• **Task to complete**
Transcribe the records that follow in their entirety, omitting any pictures.

↓↓↓

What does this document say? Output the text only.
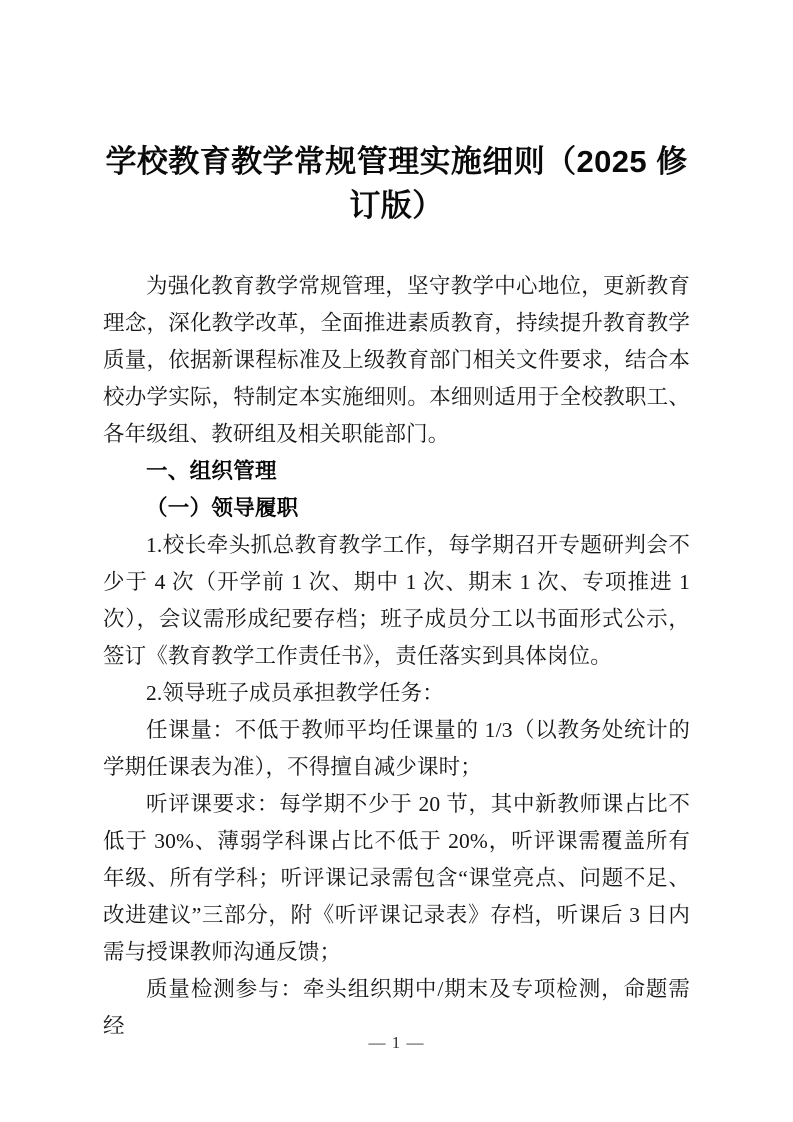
学校教育教学常规管理实施细则（2025 修订版）

为强化教育教学常规管理，坚守教学中心地位，更新教育理念，深化教学改革，全面推进素质教育，持续提升教育教学质量，依据新课程标准及上级教育部门相关文件要求，结合本校办学实际，特制定本实施细则。本细则适用于全校教职工、各年级组、教研组及相关职能部门。

一、组织管理

（一）领导履职

1.校长牵头抓总教育教学工作，每学期召开专题研判会不少于 4 次（开学前 1 次、期中 1 次、期末 1 次、专项推进 1 次），会议需形成纪要存档；班子成员分工以书面形式公示，签订《教育教学工作责任书》，责任落实到具体岗位。

2.领导班子成员承担教学任务：

任课量：不低于教师平均任课量的 1/3（以教务处统计的学期任课表为准），不得擅自减少课时；

听评课要求：每学期不少于 20 节，其中新教师课占比不低于 30%、薄弱学科课占比不低于 20%，听评课需覆盖所有年级、所有学科；听评课记录需包含“课堂亮点、问题不足、改进建议”三部分，附《听评课记录表》存档，听课后 3 日内需与授课教师沟通反馈；

质量检测参与：牵头组织期中/期末及专项检测，命题需经

— 1 —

↑↑↑

• **Answer in full**
What does this document say? Output the text only.
学校教育教学常规管理实施细则（2025 修订版）

为强化教育教学常规管理，坚守教学中心地位，更新教育理念，深化教学改革，全面推进素质教育，持续提升教育教学质量，依据新课程标准及上级教育部门相关文件要求，结合本校办学实际，特制定本实施细则。本细则适用于全校教职工、各年级组、教研组及相关职能部门。

一、组织管理

（一）领导履职

1.校长牵头抓总教育教学工作，每学期召开专题研判会不少于 4 次（开学前 1 次、期中 1 次、期末 1 次、专项推进 1 次），会议需形成纪要存档；班子成员分工以书面形式公示，签订《教育教学工作责任书》，责任落实到具体岗位。

2.领导班子成员承担教学任务：

任课量：不低于教师平均任课量的 1/3（以教务处统计的学期任课表为准），不得擅自减少课时；

听评课要求：每学期不少于 20 节，其中新教师课占比不低于 30%、薄弱学科课占比不低于 20%，听评课需覆盖所有年级、所有学科；听评课记录需包含“课堂亮点、问题不足、改进建议”三部分，附《听评课记录表》存档，听课后 3 日内需与授课教师沟通反馈；

质量检测参与：牵头组织期中/期末及专项检测，命题需经

— 1 —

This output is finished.